— begin Dataset content —

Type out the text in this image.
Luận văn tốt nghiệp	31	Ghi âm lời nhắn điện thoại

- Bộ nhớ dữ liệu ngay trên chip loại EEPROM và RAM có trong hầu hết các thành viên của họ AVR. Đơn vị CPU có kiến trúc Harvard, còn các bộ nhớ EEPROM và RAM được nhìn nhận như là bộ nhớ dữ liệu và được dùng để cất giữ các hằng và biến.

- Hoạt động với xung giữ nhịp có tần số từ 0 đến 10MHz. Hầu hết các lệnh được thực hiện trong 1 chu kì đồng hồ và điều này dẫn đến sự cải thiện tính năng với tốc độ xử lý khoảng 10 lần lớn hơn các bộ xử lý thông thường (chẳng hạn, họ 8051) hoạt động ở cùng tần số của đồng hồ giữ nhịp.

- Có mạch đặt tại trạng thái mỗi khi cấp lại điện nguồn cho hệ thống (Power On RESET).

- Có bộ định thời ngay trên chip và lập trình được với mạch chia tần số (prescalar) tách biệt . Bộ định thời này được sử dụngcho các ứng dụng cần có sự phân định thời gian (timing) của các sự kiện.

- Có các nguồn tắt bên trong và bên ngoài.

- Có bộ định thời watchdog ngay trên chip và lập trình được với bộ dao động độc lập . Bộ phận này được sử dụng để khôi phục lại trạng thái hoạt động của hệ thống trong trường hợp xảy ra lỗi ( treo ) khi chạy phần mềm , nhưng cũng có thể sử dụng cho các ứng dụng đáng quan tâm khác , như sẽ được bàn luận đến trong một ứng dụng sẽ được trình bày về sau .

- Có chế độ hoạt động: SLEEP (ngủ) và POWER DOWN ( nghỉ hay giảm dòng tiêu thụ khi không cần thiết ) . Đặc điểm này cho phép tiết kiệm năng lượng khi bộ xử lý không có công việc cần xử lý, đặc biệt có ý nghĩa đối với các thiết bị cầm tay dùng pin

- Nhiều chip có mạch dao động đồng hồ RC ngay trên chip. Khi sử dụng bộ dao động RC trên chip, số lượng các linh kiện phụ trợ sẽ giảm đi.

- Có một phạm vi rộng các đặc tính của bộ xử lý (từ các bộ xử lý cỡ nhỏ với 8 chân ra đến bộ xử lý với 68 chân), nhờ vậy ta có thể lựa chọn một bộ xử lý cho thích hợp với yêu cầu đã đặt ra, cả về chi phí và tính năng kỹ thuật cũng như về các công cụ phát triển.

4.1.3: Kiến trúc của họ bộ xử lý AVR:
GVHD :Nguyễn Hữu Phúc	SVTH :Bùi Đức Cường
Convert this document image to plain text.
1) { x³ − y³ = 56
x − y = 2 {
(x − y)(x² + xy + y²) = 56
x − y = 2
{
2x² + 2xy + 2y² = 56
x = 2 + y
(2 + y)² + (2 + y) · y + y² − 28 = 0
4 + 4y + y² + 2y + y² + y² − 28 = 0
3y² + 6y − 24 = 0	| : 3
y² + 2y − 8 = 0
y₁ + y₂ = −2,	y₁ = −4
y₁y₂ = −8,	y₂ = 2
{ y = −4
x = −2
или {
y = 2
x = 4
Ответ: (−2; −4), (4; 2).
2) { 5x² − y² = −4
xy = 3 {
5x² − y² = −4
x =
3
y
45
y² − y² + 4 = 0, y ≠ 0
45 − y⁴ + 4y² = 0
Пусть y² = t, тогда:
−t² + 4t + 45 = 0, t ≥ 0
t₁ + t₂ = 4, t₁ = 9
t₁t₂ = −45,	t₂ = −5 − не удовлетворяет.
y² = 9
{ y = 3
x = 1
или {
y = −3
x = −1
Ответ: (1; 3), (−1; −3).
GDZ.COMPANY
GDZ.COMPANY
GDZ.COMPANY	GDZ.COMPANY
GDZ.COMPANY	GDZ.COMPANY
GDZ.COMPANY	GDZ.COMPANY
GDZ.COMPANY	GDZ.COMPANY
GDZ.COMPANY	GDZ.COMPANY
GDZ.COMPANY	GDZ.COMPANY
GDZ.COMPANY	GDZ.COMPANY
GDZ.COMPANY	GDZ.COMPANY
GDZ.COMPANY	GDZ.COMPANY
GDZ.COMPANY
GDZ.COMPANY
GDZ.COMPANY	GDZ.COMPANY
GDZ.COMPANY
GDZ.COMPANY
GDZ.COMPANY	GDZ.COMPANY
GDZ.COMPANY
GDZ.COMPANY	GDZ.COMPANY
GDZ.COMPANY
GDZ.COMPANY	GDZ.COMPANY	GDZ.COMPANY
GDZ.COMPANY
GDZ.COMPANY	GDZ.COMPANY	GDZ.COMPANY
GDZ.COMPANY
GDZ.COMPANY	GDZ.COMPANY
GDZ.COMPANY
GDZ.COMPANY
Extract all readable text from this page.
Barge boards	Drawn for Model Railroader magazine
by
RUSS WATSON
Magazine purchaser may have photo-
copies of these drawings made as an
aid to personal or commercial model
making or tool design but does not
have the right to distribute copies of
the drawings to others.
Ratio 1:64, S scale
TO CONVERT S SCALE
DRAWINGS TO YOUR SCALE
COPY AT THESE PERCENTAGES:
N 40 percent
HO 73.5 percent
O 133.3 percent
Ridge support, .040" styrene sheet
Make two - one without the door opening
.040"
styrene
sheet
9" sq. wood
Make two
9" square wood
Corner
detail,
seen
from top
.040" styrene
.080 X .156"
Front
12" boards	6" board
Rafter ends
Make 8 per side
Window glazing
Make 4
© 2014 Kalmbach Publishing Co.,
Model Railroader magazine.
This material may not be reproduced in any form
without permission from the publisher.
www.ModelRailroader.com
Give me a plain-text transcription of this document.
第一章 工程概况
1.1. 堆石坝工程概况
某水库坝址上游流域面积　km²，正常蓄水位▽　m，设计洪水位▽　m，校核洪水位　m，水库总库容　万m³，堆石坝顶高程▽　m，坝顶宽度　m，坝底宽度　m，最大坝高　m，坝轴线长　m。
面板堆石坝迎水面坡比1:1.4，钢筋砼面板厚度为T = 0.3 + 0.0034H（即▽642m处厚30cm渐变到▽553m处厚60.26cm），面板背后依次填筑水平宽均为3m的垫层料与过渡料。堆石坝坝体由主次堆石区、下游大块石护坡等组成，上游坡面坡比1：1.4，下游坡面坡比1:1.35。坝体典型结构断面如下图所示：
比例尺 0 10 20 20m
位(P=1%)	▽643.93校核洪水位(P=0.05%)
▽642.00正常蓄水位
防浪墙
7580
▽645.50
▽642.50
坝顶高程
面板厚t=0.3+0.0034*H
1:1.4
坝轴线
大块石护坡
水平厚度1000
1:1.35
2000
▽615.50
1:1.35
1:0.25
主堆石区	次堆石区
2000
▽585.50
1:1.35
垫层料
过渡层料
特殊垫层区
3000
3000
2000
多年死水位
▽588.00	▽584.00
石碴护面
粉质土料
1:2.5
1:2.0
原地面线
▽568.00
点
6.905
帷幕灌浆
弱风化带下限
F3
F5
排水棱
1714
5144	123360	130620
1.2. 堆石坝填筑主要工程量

— end Dataset content —

**Written problem:** Recopy the entries above exactly, with every line included.

**Output for this exercise:**
Type out the text in this image.
Luận văn tốt nghiệp	31	Ghi âm lời nhắn điện thoại

- Bộ nhớ dữ liệu ngay trên chip loại EEPROM và RAM có trong hầu hết các thành viên của họ AVR. Đơn vị CPU có kiến trúc Harvard, còn các bộ nhớ EEPROM và RAM được nhìn nhận như là bộ nhớ dữ liệu và được dùng để cất giữ các hằng và biến.

- Hoạt động với xung giữ nhịp có tần số từ 0 đến 10MHz. Hầu hết các lệnh được thực hiện trong 1 chu kì đồng hồ và điều này dẫn đến sự cải thiện tính năng với tốc độ xử lý khoảng 10 lần lớn hơn các bộ xử lý thông thường (chẳng hạn, họ 8051) hoạt động ở cùng tần số của đồng hồ giữ nhịp.

- Có mạch đặt tại trạng thái mỗi khi cấp lại điện nguồn cho hệ thống (Power On RESET).

- Có bộ định thời ngay trên chip và lập trình được với mạch chia tần số (prescalar) tách biệt . Bộ định thời này được sử dụngcho các ứng dụng cần có sự phân định thời gian (timing) của các sự kiện.

- Có các nguồn tắt bên trong và bên ngoài.

- Có bộ định thời watchdog ngay trên chip và lập trình được với bộ dao động độc lập . Bộ phận này được sử dụng để khôi phục lại trạng thái hoạt động của hệ thống trong trường hợp xảy ra lỗi ( treo ) khi chạy phần mềm , nhưng cũng có thể sử dụng cho các ứng dụng đáng quan tâm khác , như sẽ được bàn luận đến trong một ứng dụng sẽ được trình bày về sau .

- Có chế độ hoạt động: SLEEP (ngủ) và POWER DOWN ( nghỉ hay giảm dòng tiêu thụ khi không cần thiết ) . Đặc điểm này cho phép tiết kiệm năng lượng khi bộ xử lý không có công việc cần xử lý, đặc biệt có ý nghĩa đối với các thiết bị cầm tay dùng pin

- Nhiều chip có mạch dao động đồng hồ RC ngay trên chip. Khi sử dụng bộ dao động RC trên chip, số lượng các linh kiện phụ trợ sẽ giảm đi.

- Có một phạm vi rộng các đặc tính của bộ xử lý (từ các bộ xử lý cỡ nhỏ với 8 chân ra đến bộ xử lý với 68 chân), nhờ vậy ta có thể lựa chọn một bộ xử lý cho thích hợp với yêu cầu đã đặt ra, cả về chi phí và tính năng kỹ thuật cũng như về các công cụ phát triển.

4.1.3: Kiến trúc của họ bộ xử lý AVR:
GVHD :Nguyễn Hữu Phúc	SVTH :Bùi Đức Cường
Convert this document image to plain text.
1) { x³ − y³ = 56
x − y = 2 {
(x − y)(x² + xy + y²) = 56
x − y = 2
{
2x² + 2xy + 2y² = 56
x = 2 + y
(2 + y)² + (2 + y) · y + y² − 28 = 0
4 + 4y + y² + 2y + y² + y² − 28 = 0
3y² + 6y − 24 = 0	| : 3
y² + 2y − 8 = 0
y₁ + y₂ = −2,	y₁ = −4
y₁y₂ = −8,	y₂ = 2
{ y = −4
x = −2
или {
y = 2
x = 4
Ответ: (−2; −4), (4; 2).
2) { 5x² − y² = −4
xy = 3 {
5x² − y² = −4
x =
3
y
45
y² − y² + 4 = 0, y ≠ 0
45 − y⁴ + 4y² = 0
Пусть y² = t, тогда:
−t² + 4t + 45 = 0, t ≥ 0
t₁ + t₂ = 4, t₁ = 9
t₁t₂ = −45,	t₂ = −5 − не удовлетворяет.
y² = 9
{ y = 3
x = 1
или {
y = −3
x = −1
Ответ: (1; 3), (−1; −3).
GDZ.COMPANY
GDZ.COMPANY
GDZ.COMPANY	GDZ.COMPANY
GDZ.COMPANY	GDZ.COMPANY
GDZ.COMPANY	GDZ.COMPANY
GDZ.COMPANY	GDZ.COMPANY
GDZ.COMPANY	GDZ.COMPANY
GDZ.COMPANY	GDZ.COMPANY
GDZ.COMPANY	GDZ.COMPANY
GDZ.COMPANY	GDZ.COMPANY
GDZ.COMPANY	GDZ.COMPANY
GDZ.COMPANY
GDZ.COMPANY
GDZ.COMPANY	GDZ.COMPANY
GDZ.COMPANY
GDZ.COMPANY
GDZ.COMPANY	GDZ.COMPANY
GDZ.COMPANY
GDZ.COMPANY	GDZ.COMPANY
GDZ.COMPANY
GDZ.COMPANY	GDZ.COMPANY	GDZ.COMPANY
GDZ.COMPANY
GDZ.COMPANY	GDZ.COMPANY	GDZ.COMPANY
GDZ.COMPANY
GDZ.COMPANY	GDZ.COMPANY
GDZ.COMPANY
GDZ.COMPANY
Extract all readable text from this page.
Barge boards	Drawn for Model Railroader magazine
by
RUSS WATSON
Magazine purchaser may have photo-
copies of these drawings made as an
aid to personal or commercial model
making or tool design but does not
have the right to distribute copies of
the drawings to others.
Ratio 1:64, S scale
TO CONVERT S SCALE
DRAWINGS TO YOUR SCALE
COPY AT THESE PERCENTAGES:
N 40 percent
HO 73.5 percent
O 133.3 percent
Ridge support, .040" styrene sheet
Make two - one without the door opening
.040"
styrene
sheet
9" sq. wood
Make two
9" square wood
Corner
detail,
seen
from top
.040" styrene
.080 X .156"
Front
12" boards	6" board
Rafter ends
Make 8 per side
Window glazing
Make 4
© 2014 Kalmbach Publishing Co.,
Model Railroader magazine.
This material may not be reproduced in any form
without permission from the publisher.
www.ModelRailroader.com
Give me a plain-text transcription of this document.
第一章 工程概况
1.1. 堆石坝工程概况
某水库坝址上游流域面积　km²，正常蓄水位▽　m，设计洪水位▽　m，校核洪水位　m，水库总库容　万m³，堆石坝顶高程▽　m，坝顶宽度　m，坝底宽度　m，最大坝高　m，坝轴线长　m。
面板堆石坝迎水面坡比1:1.4，钢筋砼面板厚度为T = 0.3 + 0.0034H（即▽642m处厚30cm渐变到▽553m处厚60.26cm），面板背后依次填筑水平宽均为3m的垫层料与过渡料。堆石坝坝体由主次堆石区、下游大块石护坡等组成，上游坡面坡比1：1.4，下游坡面坡比1:1.35。坝体典型结构断面如下图所示：
比例尺 0 10 20 20m
位(P=1%)	▽643.93校核洪水位(P=0.05%)
▽642.00正常蓄水位
防浪墙
7580
▽645.50
▽642.50
坝顶高程
面板厚t=0.3+0.0034*H
1:1.4
坝轴线
大块石护坡
水平厚度1000
1:1.35
2000
▽615.50
1:1.35
1:0.25
主堆石区	次堆石区
2000
▽585.50
1:1.35
垫层料
过渡层料
特殊垫层区
3000
3000
2000
多年死水位
▽588.00	▽584.00
石碴护面
粉质土料
1:2.5
1:2.0
原地面线
▽568.00
点
6.905
帷幕灌浆
弱风化带下限
F3
F5
排水棱
1714
5144	123360	130620
1.2. 堆石坝填筑主要工程量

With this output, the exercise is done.